**Goal**:
Reproduce the entries below with every "Last 24 Hours" changed to "Past 24 Hours", leaving all else as it is.

**Task input**:

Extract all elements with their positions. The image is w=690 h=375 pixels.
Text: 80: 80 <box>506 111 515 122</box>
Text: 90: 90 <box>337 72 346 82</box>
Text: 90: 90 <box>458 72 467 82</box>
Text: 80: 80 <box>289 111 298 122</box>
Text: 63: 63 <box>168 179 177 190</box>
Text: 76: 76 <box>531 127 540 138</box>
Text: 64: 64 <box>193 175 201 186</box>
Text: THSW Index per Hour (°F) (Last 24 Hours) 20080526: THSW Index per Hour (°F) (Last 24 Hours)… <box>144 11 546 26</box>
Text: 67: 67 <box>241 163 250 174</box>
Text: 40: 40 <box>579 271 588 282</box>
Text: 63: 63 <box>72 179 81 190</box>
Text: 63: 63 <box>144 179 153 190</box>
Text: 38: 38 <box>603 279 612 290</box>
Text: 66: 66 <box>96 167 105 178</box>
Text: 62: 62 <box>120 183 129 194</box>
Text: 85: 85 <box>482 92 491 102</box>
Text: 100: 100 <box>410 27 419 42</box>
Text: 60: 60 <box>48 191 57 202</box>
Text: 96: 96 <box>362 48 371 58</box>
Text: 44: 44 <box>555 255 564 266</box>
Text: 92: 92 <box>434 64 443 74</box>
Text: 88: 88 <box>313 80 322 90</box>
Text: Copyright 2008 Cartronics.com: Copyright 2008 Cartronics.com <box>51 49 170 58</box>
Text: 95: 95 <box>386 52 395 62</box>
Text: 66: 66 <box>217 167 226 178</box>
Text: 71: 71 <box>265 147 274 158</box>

**Problem solution**:
Extract all elements with their positions. The image is w=690 h=375 pixels.
Text: 80: 80 <box>506 111 515 122</box>
Text: 90: 90 <box>337 72 346 82</box>
Text: 90: 90 <box>458 72 467 82</box>
Text: 80: 80 <box>289 111 298 122</box>
Text: 63: 63 <box>168 179 177 190</box>
Text: 76: 76 <box>531 127 540 138</box>
Text: 64: 64 <box>193 175 201 186</box>
Text: THSW Index per Hour (°F) (Past 24 Hours) 20080526: THSW Index per Hour (°F) (Past 24 Hours)… <box>144 11 546 26</box>
Text: 67: 67 <box>241 163 250 174</box>
Text: 40: 40 <box>579 271 588 282</box>
Text: 63: 63 <box>72 179 81 190</box>
Text: 63: 63 <box>144 179 153 190</box>
Text: 38: 38 <box>603 279 612 290</box>
Text: 66: 66 <box>96 167 105 178</box>
Text: 62: 62 <box>120 183 129 194</box>
Text: 85: 85 <box>482 92 491 102</box>
Text: 100: 100 <box>410 27 419 42</box>
Text: 60: 60 <box>48 191 57 202</box>
Text: 96: 96 <box>362 48 371 58</box>
Text: 44: 44 <box>555 255 564 266</box>
Text: 92: 92 <box>434 64 443 74</box>
Text: 88: 88 <box>313 80 322 90</box>
Text: Copyright 2008 Cartronics.com: Copyright 2008 Cartronics.com <box>51 49 170 58</box>
Text: 95: 95 <box>386 52 395 62</box>
Text: 66: 66 <box>217 167 226 178</box>
Text: 71: 71 <box>265 147 274 158</box>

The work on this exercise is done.